● **TASK BRIEF**
Only the lines from the one with "Read all visible content and emit it as JSON." through the final line should be given again, exactly as they appear, minus the pictures.

● **MATERIAL FOR THIS TASK**
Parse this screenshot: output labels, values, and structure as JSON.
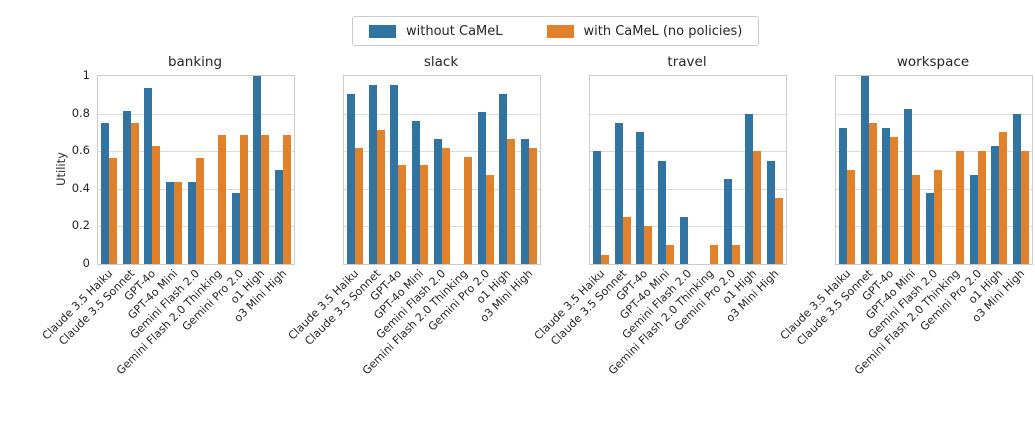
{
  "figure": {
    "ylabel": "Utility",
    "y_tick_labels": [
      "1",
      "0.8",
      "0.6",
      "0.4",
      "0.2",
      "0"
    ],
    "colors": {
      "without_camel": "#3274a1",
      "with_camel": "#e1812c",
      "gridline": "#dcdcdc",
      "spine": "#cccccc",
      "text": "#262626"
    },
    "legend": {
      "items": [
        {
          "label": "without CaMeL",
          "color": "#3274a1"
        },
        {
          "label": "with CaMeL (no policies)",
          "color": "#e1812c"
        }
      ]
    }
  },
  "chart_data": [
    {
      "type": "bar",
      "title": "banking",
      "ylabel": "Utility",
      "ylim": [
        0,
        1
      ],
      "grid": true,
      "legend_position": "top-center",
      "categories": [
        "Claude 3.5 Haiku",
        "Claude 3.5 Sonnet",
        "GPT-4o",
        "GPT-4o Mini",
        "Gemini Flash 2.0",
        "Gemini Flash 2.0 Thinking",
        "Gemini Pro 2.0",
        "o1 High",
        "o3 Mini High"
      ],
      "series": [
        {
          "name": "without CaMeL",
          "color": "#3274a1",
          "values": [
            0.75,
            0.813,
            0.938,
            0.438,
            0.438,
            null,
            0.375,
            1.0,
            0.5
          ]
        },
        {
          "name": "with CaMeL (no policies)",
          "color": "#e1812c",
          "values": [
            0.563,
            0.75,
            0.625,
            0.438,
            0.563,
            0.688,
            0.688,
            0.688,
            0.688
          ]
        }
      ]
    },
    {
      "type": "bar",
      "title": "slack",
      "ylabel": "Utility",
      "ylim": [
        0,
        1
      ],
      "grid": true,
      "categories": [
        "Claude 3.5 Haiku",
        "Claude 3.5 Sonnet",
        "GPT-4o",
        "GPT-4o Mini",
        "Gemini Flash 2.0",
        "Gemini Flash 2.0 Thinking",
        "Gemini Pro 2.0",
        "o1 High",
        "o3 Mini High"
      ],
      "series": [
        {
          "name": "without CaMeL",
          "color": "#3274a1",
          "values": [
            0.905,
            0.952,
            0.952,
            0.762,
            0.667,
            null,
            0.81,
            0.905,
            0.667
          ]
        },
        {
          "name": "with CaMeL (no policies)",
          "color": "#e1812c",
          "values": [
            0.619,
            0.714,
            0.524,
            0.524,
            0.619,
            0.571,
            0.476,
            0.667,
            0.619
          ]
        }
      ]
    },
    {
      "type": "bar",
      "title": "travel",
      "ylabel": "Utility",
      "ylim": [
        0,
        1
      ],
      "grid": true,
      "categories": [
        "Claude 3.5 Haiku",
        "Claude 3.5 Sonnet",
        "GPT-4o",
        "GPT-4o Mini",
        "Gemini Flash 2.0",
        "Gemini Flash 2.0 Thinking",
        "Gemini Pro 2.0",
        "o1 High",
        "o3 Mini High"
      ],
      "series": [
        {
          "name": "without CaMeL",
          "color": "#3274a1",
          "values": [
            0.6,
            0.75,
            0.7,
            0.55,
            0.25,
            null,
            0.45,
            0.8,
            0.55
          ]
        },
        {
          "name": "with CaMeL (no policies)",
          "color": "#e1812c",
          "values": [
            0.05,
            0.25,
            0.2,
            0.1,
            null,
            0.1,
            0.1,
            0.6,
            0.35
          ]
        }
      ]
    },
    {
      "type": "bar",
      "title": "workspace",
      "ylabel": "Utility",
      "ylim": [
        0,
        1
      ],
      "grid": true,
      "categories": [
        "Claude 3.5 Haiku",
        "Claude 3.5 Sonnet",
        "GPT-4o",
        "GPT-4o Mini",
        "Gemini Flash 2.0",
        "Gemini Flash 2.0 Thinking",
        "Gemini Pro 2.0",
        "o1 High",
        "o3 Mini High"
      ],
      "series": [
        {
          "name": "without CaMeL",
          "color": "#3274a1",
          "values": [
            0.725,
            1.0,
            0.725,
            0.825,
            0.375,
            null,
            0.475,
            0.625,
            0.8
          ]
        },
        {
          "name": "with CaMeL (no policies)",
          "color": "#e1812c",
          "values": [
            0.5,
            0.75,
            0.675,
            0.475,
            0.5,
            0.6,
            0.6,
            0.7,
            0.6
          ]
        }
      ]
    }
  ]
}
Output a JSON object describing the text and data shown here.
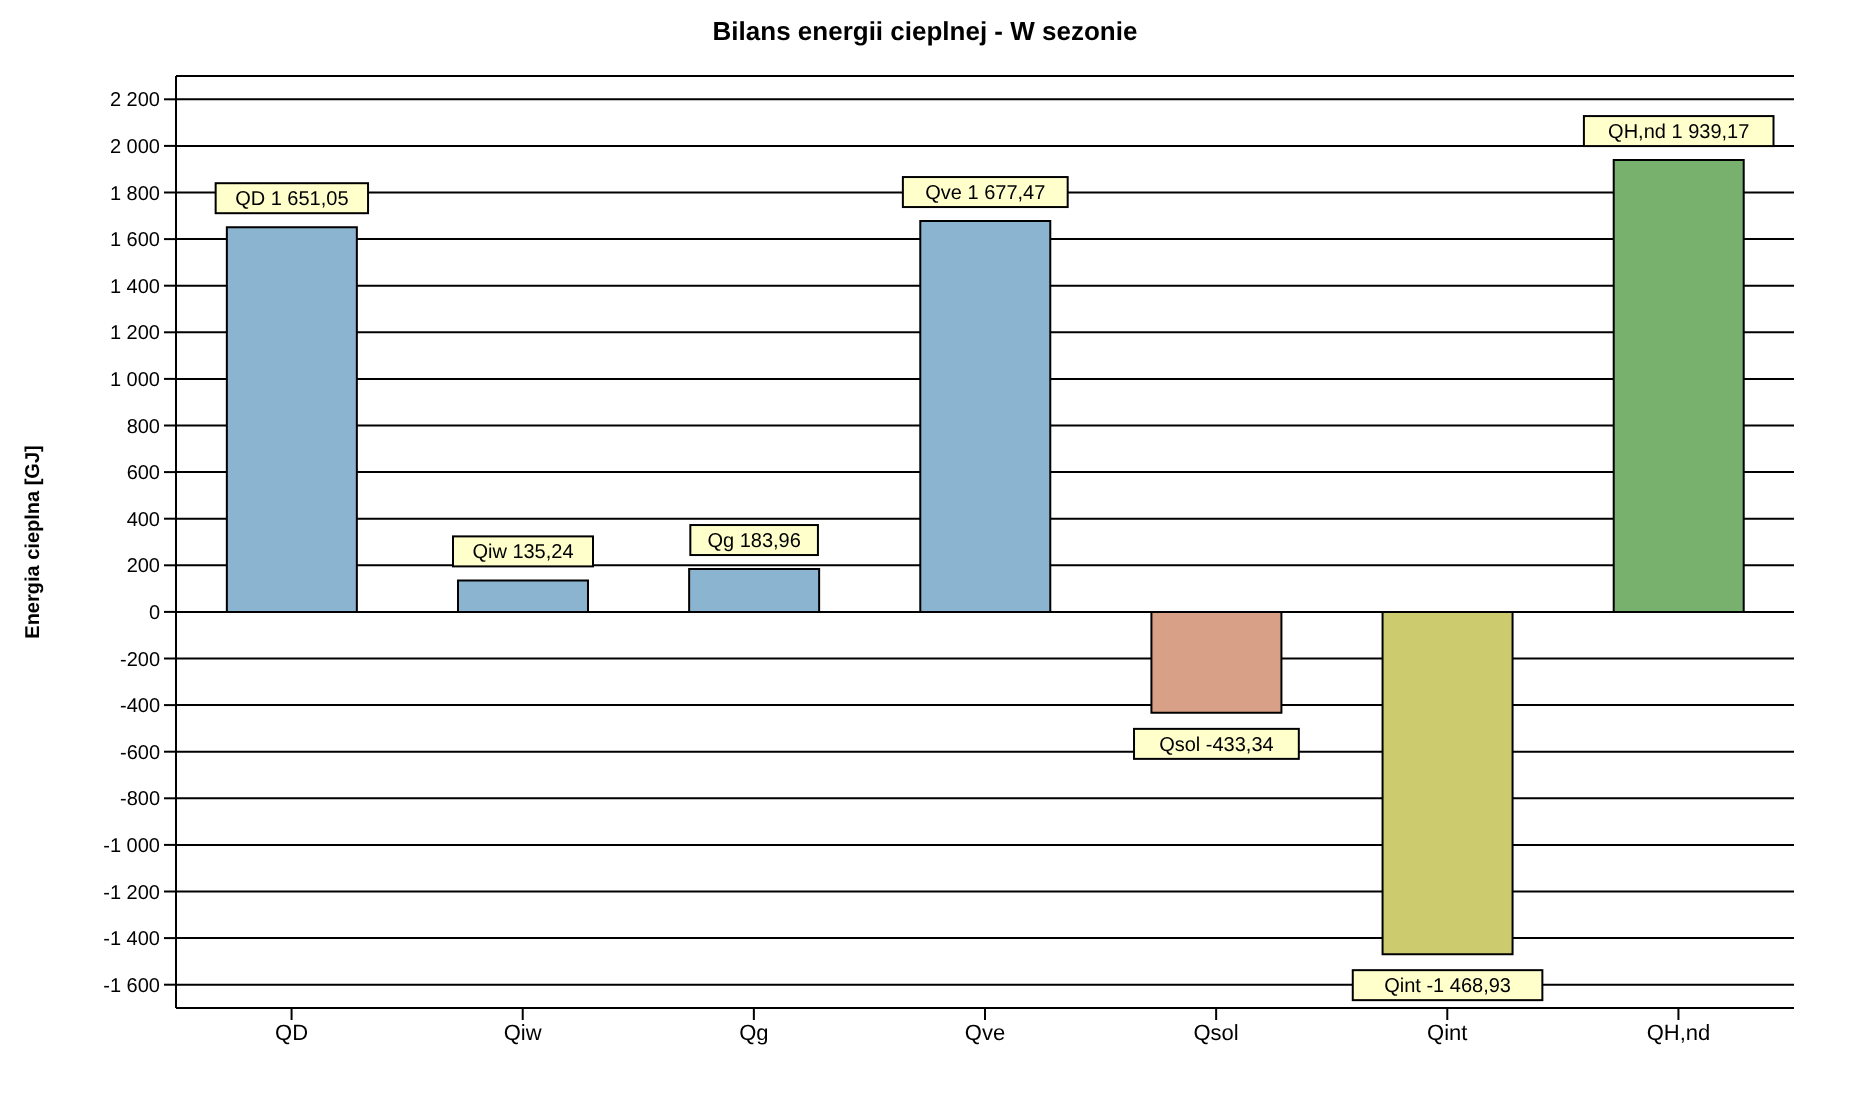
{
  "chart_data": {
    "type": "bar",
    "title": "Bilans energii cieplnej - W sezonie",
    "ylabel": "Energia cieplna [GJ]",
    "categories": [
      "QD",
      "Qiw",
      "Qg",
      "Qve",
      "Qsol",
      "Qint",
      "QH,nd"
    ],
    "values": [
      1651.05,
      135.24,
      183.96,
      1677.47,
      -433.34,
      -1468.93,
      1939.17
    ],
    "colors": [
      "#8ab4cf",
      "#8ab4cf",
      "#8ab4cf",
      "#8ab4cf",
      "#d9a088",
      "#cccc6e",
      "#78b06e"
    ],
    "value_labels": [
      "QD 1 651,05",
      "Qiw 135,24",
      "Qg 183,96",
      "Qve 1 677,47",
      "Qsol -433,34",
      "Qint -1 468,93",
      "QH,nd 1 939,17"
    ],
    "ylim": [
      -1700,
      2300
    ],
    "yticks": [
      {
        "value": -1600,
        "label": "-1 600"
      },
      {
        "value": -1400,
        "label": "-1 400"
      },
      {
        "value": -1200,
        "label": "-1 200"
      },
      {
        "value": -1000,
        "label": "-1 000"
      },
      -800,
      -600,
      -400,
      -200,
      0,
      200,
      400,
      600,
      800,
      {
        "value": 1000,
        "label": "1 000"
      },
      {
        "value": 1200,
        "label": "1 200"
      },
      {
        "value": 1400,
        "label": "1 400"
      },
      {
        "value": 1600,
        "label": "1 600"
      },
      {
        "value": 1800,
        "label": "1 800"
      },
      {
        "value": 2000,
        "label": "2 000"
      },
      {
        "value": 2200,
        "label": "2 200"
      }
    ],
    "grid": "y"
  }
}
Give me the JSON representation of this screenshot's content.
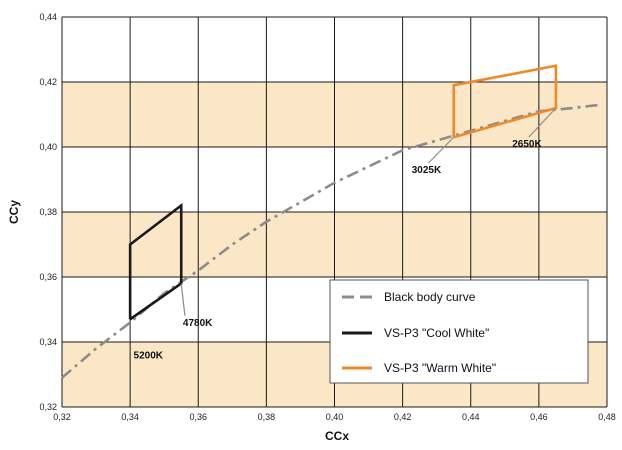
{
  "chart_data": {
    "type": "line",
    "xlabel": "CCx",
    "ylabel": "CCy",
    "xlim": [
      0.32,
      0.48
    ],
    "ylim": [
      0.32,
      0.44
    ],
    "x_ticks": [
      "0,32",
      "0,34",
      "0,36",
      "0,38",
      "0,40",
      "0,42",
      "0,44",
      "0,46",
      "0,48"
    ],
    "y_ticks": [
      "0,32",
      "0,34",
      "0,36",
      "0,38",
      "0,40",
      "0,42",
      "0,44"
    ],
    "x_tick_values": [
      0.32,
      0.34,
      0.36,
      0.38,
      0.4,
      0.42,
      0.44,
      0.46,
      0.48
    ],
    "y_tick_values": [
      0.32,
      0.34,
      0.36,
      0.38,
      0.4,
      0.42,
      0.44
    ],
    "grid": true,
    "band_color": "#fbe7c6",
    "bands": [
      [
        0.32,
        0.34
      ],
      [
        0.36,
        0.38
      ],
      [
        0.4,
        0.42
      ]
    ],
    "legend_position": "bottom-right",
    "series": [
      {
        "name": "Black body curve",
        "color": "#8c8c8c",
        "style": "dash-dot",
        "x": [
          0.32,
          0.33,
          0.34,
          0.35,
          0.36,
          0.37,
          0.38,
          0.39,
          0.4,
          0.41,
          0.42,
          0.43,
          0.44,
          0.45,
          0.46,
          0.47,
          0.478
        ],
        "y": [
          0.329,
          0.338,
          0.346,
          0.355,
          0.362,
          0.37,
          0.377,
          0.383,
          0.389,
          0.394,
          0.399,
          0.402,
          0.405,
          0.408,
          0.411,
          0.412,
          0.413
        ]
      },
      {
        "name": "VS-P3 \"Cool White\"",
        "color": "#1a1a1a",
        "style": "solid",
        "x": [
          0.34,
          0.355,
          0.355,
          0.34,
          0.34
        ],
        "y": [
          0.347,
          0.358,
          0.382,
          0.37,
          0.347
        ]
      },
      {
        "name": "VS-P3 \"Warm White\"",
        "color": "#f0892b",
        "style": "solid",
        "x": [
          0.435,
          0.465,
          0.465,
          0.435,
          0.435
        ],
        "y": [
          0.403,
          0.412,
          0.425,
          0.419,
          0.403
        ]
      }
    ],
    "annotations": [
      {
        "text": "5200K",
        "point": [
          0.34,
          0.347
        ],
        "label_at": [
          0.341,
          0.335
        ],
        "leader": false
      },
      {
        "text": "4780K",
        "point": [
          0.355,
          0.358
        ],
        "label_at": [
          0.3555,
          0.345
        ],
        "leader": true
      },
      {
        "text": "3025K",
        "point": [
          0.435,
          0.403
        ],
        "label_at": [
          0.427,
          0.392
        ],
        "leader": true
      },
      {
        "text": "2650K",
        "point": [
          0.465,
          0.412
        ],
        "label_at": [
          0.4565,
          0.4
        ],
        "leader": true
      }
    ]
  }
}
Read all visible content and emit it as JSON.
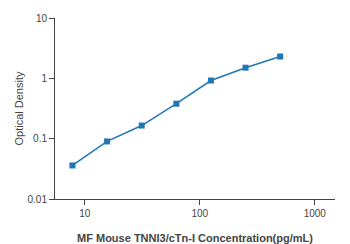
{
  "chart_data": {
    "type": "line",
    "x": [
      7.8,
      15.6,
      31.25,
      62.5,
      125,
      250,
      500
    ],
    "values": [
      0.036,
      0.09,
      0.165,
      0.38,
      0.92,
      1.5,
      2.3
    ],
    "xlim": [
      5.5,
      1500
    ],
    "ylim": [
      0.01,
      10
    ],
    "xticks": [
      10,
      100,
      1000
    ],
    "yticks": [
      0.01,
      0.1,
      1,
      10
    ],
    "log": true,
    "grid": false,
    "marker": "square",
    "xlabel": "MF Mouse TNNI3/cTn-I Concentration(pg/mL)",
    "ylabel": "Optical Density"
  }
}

● **RESPONSE BELOW**
Read all visible content and emit it as JSON.
{
  "chart_data": {
    "type": "line",
    "x": [
      7.8,
      15.6,
      31.25,
      62.5,
      125,
      250,
      500
    ],
    "values": [
      0.036,
      0.09,
      0.165,
      0.38,
      0.92,
      1.5,
      2.3
    ],
    "xlim": [
      5.5,
      1500
    ],
    "ylim": [
      0.01,
      10
    ],
    "xticks": [
      10,
      100,
      1000
    ],
    "yticks": [
      0.01,
      0.1,
      1,
      10
    ],
    "log": true,
    "grid": false,
    "marker": "square",
    "xlabel": "MF Mouse TNNI3/cTn-I Concentration(pg/mL)",
    "ylabel": "Optical Density"
  }
}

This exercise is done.